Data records
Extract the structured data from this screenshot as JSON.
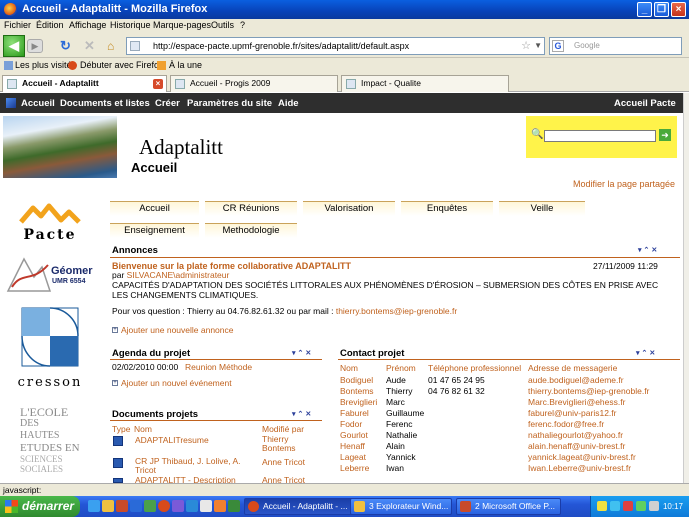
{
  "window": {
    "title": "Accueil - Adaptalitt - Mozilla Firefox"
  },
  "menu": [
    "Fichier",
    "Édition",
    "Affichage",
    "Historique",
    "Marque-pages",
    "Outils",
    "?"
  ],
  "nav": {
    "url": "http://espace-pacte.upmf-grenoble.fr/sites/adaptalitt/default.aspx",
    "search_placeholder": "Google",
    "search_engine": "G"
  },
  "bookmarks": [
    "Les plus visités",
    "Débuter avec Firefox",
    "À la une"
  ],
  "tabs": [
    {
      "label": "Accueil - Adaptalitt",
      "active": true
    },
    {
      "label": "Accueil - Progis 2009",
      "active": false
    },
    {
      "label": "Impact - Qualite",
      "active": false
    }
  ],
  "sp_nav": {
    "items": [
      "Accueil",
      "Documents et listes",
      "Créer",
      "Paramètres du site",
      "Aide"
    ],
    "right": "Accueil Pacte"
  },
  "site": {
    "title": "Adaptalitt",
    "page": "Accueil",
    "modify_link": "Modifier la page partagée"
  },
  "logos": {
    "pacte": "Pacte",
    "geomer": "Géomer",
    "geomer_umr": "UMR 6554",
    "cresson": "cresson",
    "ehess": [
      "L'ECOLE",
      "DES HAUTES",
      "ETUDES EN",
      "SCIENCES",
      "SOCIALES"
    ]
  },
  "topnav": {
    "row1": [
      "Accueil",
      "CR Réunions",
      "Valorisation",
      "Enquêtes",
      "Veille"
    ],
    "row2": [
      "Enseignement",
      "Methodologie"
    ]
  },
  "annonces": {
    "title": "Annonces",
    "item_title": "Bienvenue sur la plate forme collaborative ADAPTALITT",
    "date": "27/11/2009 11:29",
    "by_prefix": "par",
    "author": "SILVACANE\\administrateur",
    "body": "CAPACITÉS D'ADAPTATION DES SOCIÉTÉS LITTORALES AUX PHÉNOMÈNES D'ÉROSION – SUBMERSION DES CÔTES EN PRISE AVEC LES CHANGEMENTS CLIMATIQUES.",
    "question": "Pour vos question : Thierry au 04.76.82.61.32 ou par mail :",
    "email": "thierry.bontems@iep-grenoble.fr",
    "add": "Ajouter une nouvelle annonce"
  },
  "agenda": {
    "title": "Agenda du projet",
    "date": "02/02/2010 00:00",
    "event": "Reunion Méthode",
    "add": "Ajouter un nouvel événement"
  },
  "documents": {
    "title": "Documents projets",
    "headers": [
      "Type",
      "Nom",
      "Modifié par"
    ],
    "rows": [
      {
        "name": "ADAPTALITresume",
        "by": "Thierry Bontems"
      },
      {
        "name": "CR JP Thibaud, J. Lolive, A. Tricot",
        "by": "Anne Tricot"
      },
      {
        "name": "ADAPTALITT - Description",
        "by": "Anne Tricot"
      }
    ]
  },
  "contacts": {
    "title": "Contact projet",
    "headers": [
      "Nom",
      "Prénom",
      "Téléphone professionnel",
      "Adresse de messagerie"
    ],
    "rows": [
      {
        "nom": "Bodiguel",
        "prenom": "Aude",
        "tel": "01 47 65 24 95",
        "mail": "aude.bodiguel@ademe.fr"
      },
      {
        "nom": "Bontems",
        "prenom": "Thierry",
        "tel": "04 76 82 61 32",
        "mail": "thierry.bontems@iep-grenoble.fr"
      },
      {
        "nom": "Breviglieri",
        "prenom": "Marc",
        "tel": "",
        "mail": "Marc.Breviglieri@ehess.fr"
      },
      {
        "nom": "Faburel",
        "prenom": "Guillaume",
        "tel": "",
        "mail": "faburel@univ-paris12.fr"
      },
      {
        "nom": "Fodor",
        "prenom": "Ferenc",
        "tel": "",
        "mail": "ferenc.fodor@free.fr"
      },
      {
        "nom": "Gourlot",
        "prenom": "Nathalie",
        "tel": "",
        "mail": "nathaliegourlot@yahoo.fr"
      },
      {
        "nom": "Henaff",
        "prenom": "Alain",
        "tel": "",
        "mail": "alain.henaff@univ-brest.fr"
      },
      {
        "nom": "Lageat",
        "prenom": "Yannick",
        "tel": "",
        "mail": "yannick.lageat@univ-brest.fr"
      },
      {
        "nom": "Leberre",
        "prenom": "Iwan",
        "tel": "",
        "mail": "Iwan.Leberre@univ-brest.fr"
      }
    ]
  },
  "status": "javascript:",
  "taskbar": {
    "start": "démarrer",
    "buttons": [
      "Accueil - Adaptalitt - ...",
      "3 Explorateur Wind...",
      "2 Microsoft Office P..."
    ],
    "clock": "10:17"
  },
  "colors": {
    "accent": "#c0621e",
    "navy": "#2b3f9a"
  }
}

* **Exercise details**
Each entry must be retyped word for word, with every image omitted.

* **Solution below**
Extract the structured data from this screenshot as JSON.
{
  "window": {
    "title": "Accueil - Adaptalitt - Mozilla Firefox"
  },
  "menu": [
    "Fichier",
    "Édition",
    "Affichage",
    "Historique",
    "Marque-pages",
    "Outils",
    "?"
  ],
  "nav": {
    "url": "http://espace-pacte.upmf-grenoble.fr/sites/adaptalitt/default.aspx",
    "search_placeholder": "Google",
    "search_engine": "G"
  },
  "bookmarks": [
    "Les plus visités",
    "Débuter avec Firefox",
    "À la une"
  ],
  "tabs": [
    {
      "label": "Accueil - Adaptalitt",
      "active": true
    },
    {
      "label": "Accueil - Progis 2009",
      "active": false
    },
    {
      "label": "Impact - Qualite",
      "active": false
    }
  ],
  "sp_nav": {
    "items": [
      "Accueil",
      "Documents et listes",
      "Créer",
      "Paramètres du site",
      "Aide"
    ],
    "right": "Accueil Pacte"
  },
  "site": {
    "title": "Adaptalitt",
    "page": "Accueil",
    "modify_link": "Modifier la page partagée"
  },
  "logos": {
    "pacte": "Pacte",
    "geomer": "Géomer",
    "geomer_umr": "UMR 6554",
    "cresson": "cresson",
    "ehess": [
      "L'ECOLE",
      "DES HAUTES",
      "ETUDES EN",
      "SCIENCES",
      "SOCIALES"
    ]
  },
  "topnav": {
    "row1": [
      "Accueil",
      "CR Réunions",
      "Valorisation",
      "Enquêtes",
      "Veille"
    ],
    "row2": [
      "Enseignement",
      "Methodologie"
    ]
  },
  "annonces": {
    "title": "Annonces",
    "item_title": "Bienvenue sur la plate forme collaborative ADAPTALITT",
    "date": "27/11/2009 11:29",
    "by_prefix": "par",
    "author": "SILVACANE\\administrateur",
    "body": "CAPACITÉS D'ADAPTATION DES SOCIÉTÉS LITTORALES AUX PHÉNOMÈNES D'ÉROSION – SUBMERSION DES CÔTES EN PRISE AVEC LES CHANGEMENTS CLIMATIQUES.",
    "question": "Pour vos question : Thierry au 04.76.82.61.32 ou par mail :",
    "email": "thierry.bontems@iep-grenoble.fr",
    "add": "Ajouter une nouvelle annonce"
  },
  "agenda": {
    "title": "Agenda du projet",
    "date": "02/02/2010 00:00",
    "event": "Reunion Méthode",
    "add": "Ajouter un nouvel événement"
  },
  "documents": {
    "title": "Documents projets",
    "headers": [
      "Type",
      "Nom",
      "Modifié par"
    ],
    "rows": [
      {
        "name": "ADAPTALITresume",
        "by": "Thierry Bontems"
      },
      {
        "name": "CR JP Thibaud, J. Lolive, A. Tricot",
        "by": "Anne Tricot"
      },
      {
        "name": "ADAPTALITT - Description",
        "by": "Anne Tricot"
      }
    ]
  },
  "contacts": {
    "title": "Contact projet",
    "headers": [
      "Nom",
      "Prénom",
      "Téléphone professionnel",
      "Adresse de messagerie"
    ],
    "rows": [
      {
        "nom": "Bodiguel",
        "prenom": "Aude",
        "tel": "01 47 65 24 95",
        "mail": "aude.bodiguel@ademe.fr"
      },
      {
        "nom": "Bontems",
        "prenom": "Thierry",
        "tel": "04 76 82 61 32",
        "mail": "thierry.bontems@iep-grenoble.fr"
      },
      {
        "nom": "Breviglieri",
        "prenom": "Marc",
        "tel": "",
        "mail": "Marc.Breviglieri@ehess.fr"
      },
      {
        "nom": "Faburel",
        "prenom": "Guillaume",
        "tel": "",
        "mail": "faburel@univ-paris12.fr"
      },
      {
        "nom": "Fodor",
        "prenom": "Ferenc",
        "tel": "",
        "mail": "ferenc.fodor@free.fr"
      },
      {
        "nom": "Gourlot",
        "prenom": "Nathalie",
        "tel": "",
        "mail": "nathaliegourlot@yahoo.fr"
      },
      {
        "nom": "Henaff",
        "prenom": "Alain",
        "tel": "",
        "mail": "alain.henaff@univ-brest.fr"
      },
      {
        "nom": "Lageat",
        "prenom": "Yannick",
        "tel": "",
        "mail": "yannick.lageat@univ-brest.fr"
      },
      {
        "nom": "Leberre",
        "prenom": "Iwan",
        "tel": "",
        "mail": "Iwan.Leberre@univ-brest.fr"
      }
    ]
  },
  "status": "javascript:",
  "taskbar": {
    "start": "démarrer",
    "buttons": [
      "Accueil - Adaptalitt - ...",
      "3 Explorateur Wind...",
      "2 Microsoft Office P..."
    ],
    "clock": "10:17"
  },
  "colors": {
    "accent": "#c0621e",
    "navy": "#2b3f9a"
  }
}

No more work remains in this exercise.